- _OBJECTIVE_: Write the number of lines holding the word "zakrsává", and nothing else.

>> begin

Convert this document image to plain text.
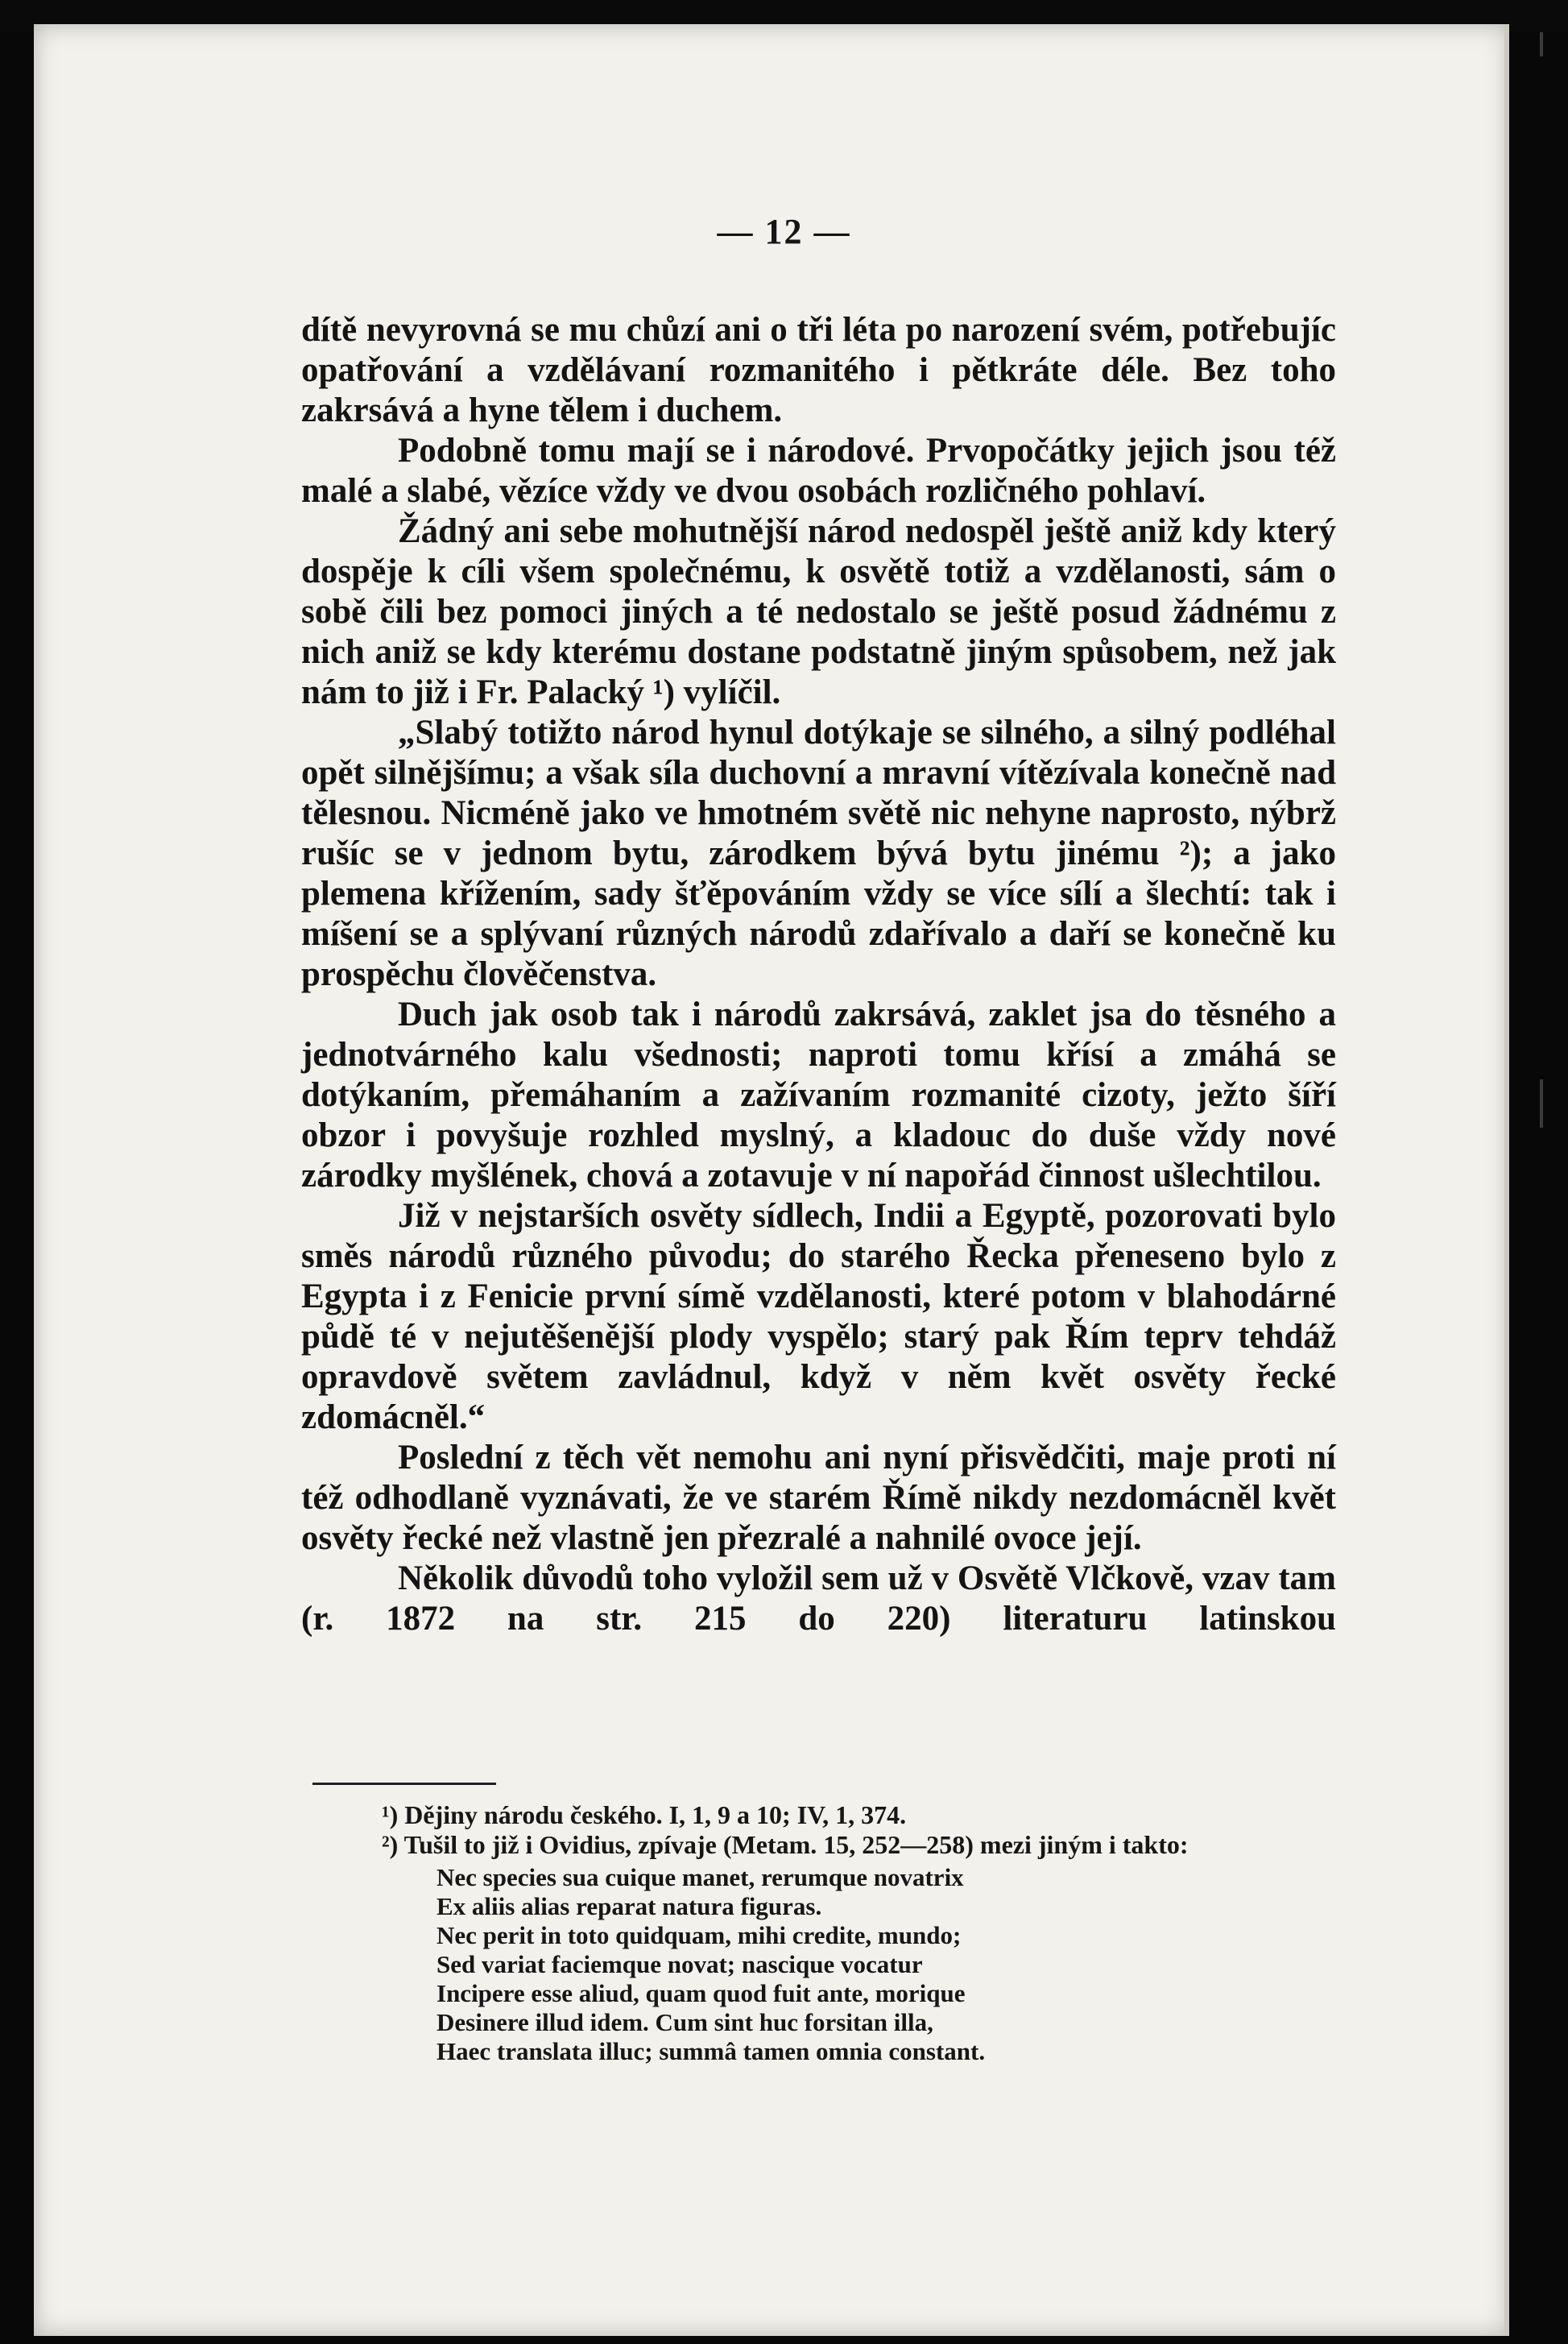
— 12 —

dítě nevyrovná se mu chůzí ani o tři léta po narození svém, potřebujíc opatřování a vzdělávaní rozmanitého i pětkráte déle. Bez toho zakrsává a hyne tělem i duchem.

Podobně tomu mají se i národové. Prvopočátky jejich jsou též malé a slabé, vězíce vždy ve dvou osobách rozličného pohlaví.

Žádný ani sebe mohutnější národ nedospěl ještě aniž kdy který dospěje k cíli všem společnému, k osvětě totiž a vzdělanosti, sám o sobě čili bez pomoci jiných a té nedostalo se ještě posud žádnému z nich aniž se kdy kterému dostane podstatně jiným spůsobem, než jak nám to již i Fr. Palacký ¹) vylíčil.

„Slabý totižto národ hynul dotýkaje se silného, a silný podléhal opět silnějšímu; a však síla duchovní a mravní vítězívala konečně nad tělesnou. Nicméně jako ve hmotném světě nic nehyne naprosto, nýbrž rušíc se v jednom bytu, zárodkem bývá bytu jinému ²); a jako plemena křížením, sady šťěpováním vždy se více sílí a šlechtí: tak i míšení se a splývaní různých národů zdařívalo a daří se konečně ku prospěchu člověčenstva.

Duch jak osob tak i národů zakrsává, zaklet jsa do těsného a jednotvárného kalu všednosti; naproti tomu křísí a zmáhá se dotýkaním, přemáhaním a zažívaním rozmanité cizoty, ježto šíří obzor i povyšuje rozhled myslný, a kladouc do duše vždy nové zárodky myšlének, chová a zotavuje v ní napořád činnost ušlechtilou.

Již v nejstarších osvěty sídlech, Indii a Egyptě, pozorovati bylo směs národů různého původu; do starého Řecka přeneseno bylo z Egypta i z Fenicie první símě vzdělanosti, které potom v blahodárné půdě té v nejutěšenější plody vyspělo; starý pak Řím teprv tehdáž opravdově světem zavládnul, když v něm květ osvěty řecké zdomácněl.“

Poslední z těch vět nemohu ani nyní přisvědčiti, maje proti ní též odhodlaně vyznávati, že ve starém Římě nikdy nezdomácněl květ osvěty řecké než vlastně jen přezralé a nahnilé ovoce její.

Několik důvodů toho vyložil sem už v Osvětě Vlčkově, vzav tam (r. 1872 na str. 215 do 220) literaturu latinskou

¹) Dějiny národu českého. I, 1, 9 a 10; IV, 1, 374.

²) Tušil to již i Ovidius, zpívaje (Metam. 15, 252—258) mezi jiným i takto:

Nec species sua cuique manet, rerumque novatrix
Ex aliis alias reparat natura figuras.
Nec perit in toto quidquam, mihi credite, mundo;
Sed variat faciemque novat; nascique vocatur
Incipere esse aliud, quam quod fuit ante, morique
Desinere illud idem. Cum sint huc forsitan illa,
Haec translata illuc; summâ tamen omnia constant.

>> end
>> begin

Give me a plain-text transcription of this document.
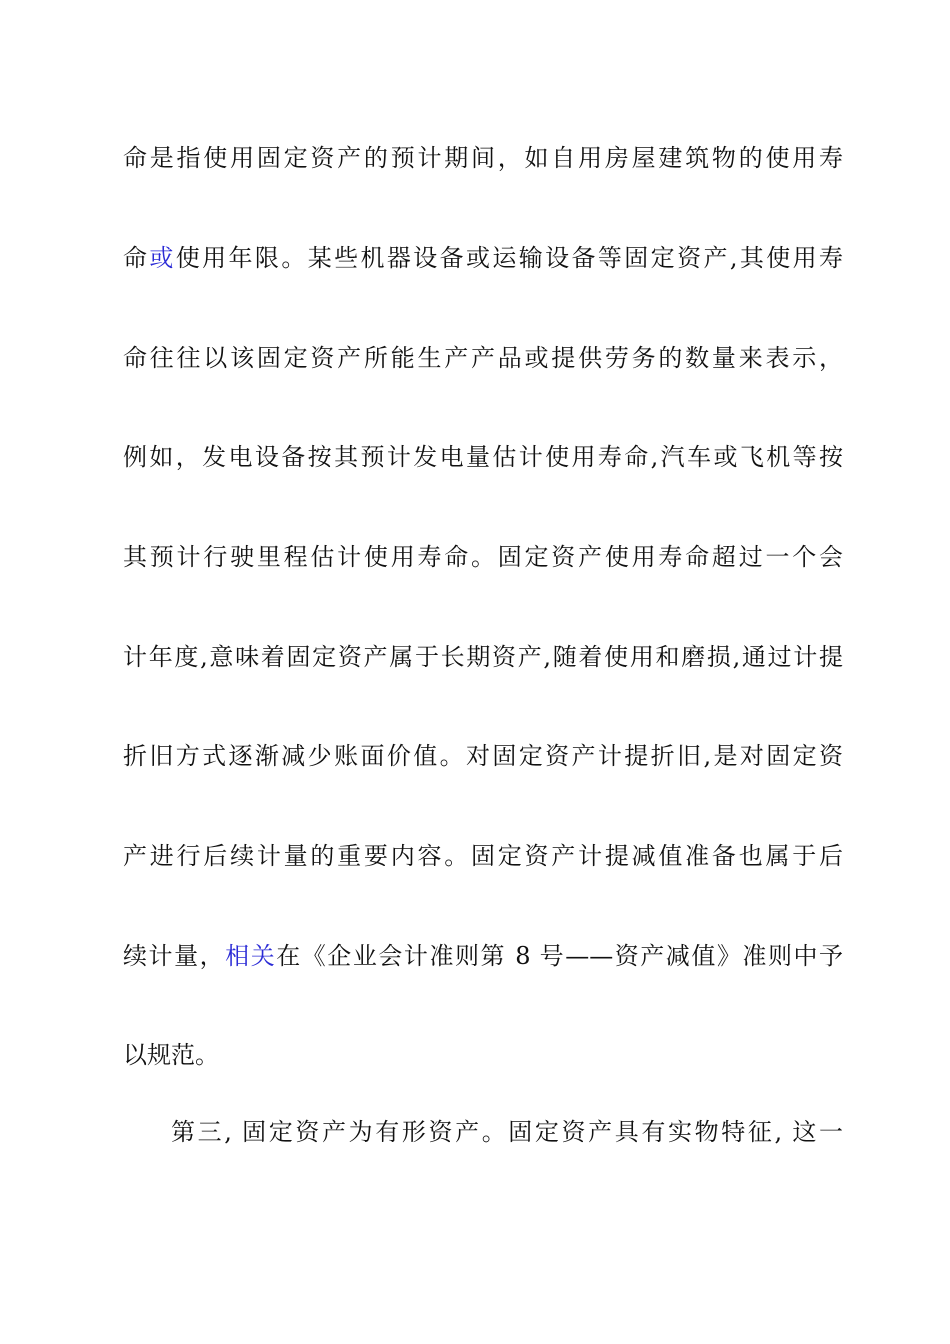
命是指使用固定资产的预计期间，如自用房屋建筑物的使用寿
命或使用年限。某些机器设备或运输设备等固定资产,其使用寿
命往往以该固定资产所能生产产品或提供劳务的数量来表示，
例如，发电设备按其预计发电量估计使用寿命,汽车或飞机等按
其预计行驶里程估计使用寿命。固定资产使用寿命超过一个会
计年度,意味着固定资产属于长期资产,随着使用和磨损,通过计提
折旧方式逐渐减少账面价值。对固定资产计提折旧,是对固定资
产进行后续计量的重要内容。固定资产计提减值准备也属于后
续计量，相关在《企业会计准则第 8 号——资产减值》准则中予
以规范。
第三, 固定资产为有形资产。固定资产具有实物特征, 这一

>> end

- _SOLUTION FOR THIS TASK_: 2